* GIVEN INSTRUCTION *
Repeat the data below exactly, dropping any pictures it holds.

[Records from a dataset]
---

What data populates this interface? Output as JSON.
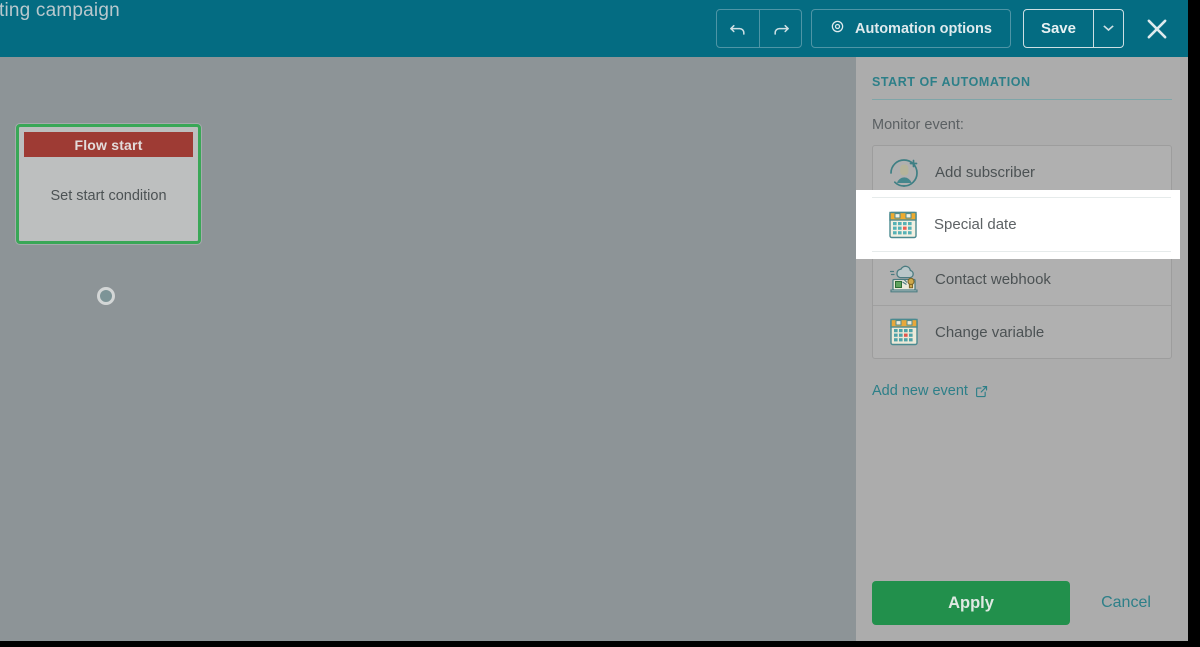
{
  "window": {
    "title": "rketing campaign"
  },
  "toolbar": {
    "undo_icon": "undo-icon",
    "redo_icon": "redo-icon",
    "automation_options_label": "Automation options",
    "automation_options_icon": "gear-icon",
    "save_label": "Save",
    "save_caret_icon": "chevron-down-icon",
    "close_icon": "close-icon"
  },
  "canvas": {
    "node": {
      "header": "Flow start",
      "body": "Set start condition"
    }
  },
  "panel": {
    "title": "START OF AUTOMATION",
    "monitor_label": "Monitor event:",
    "events": [
      {
        "label": "Add subscriber",
        "icon": "add-subscriber-icon"
      },
      {
        "label": "Special date",
        "icon": "calendar-icon"
      },
      {
        "label": "Contact webhook",
        "icon": "webhook-icon"
      },
      {
        "label": "Change variable",
        "icon": "calendar-icon"
      }
    ],
    "highlighted_event": "Special date",
    "add_new_event_label": "Add new event",
    "add_new_event_icon": "external-link-icon",
    "apply_label": "Apply",
    "cancel_label": "Cancel"
  },
  "colors": {
    "header_bg": "#046c82",
    "accent_teal": "#2d7f88",
    "apply_green": "#22904c",
    "node_border_green": "#3aa757",
    "node_header_red": "#9e3b34",
    "dim_canvas": "#8d9497",
    "dim_panel": "#acacac"
  }
}
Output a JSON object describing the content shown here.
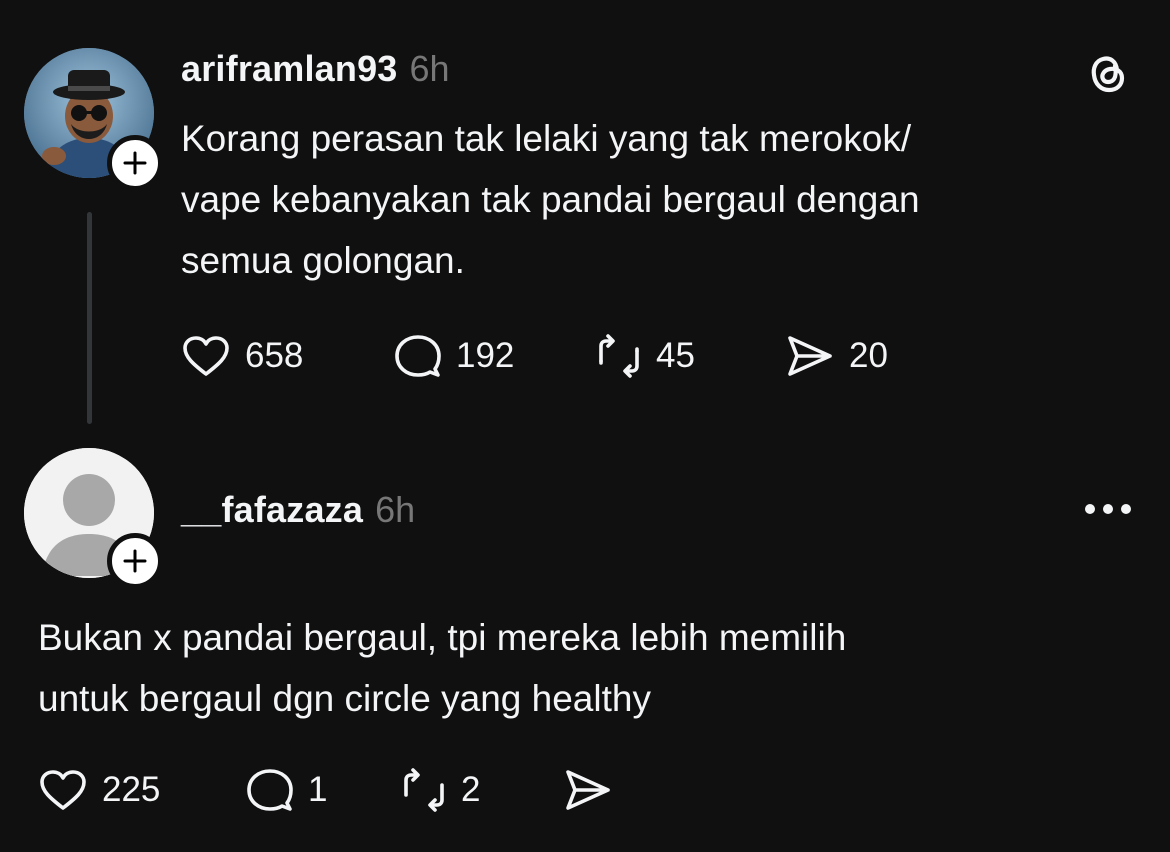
{
  "post": {
    "username": "ariframlan93",
    "time": "6h",
    "text_line1": "Korang perasan tak lelaki yang tak merokok/",
    "text_line2": "vape kebanyakan tak pandai bergaul dengan",
    "text_line3": "semua golongan.",
    "likes": "658",
    "replies": "192",
    "reposts": "45",
    "shares": "20"
  },
  "reply": {
    "username": "__fafazaza",
    "time": "6h",
    "text_line1": "Bukan x pandai bergaul, tpi mereka lebih memilih",
    "text_line2": "untuk bergaul dgn circle yang healthy",
    "likes": "225",
    "replies": "1",
    "reposts": "2"
  },
  "colors": {
    "background": "#101010",
    "text": "#f3f5f7",
    "muted": "#777777",
    "thread_line": "#333638"
  }
}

---

* RESULT FOR THIS EXERCISE *
What data populates this interface? Output as JSON.
{
  "window": {
    "title": "rketing campaign"
  },
  "toolbar": {
    "undo_icon": "undo-icon",
    "redo_icon": "redo-icon",
    "automation_options_label": "Automation options",
    "automation_options_icon": "gear-icon",
    "save_label": "Save",
    "save_caret_icon": "chevron-down-icon",
    "close_icon": "close-icon"
  },
  "canvas": {
    "node": {
      "header": "Flow start",
      "body": "Set start condition"
    }
  },
  "panel": {
    "title": "START OF AUTOMATION",
    "monitor_label": "Monitor event:",
    "events": [
      {
        "label": "Add subscriber",
        "icon": "add-subscriber-icon"
      },
      {
        "label": "Special date",
        "icon": "calendar-icon"
      },
      {
        "label": "Contact webhook",
        "icon": "webhook-icon"
      },
      {
        "label": "Change variable",
        "icon": "calendar-icon"
      }
    ],
    "highlighted_event": "Special date",
    "add_new_event_label": "Add new event",
    "add_new_event_icon": "external-link-icon",
    "apply_label": "Apply",
    "cancel_label": "Cancel"
  },
  "colors": {
    "header_bg": "#046c82",
    "accent_teal": "#2d7f88",
    "apply_green": "#22904c",
    "node_border_green": "#3aa757",
    "node_header_red": "#9e3b34",
    "dim_canvas": "#8d9497",
    "dim_panel": "#acacac"
  }
}
Output a JSON object describing the content shown here.
{
  "post": {
    "username": "ariframlan93",
    "time": "6h",
    "text_line1": "Korang perasan tak lelaki yang tak merokok/",
    "text_line2": "vape kebanyakan tak pandai bergaul dengan",
    "text_line3": "semua golongan.",
    "likes": "658",
    "replies": "192",
    "reposts": "45",
    "shares": "20"
  },
  "reply": {
    "username": "__fafazaza",
    "time": "6h",
    "text_line1": "Bukan x pandai bergaul, tpi mereka lebih memilih",
    "text_line2": "untuk bergaul dgn circle yang healthy",
    "likes": "225",
    "replies": "1",
    "reposts": "2"
  },
  "colors": {
    "background": "#101010",
    "text": "#f3f5f7",
    "muted": "#777777",
    "thread_line": "#333638"
  }
}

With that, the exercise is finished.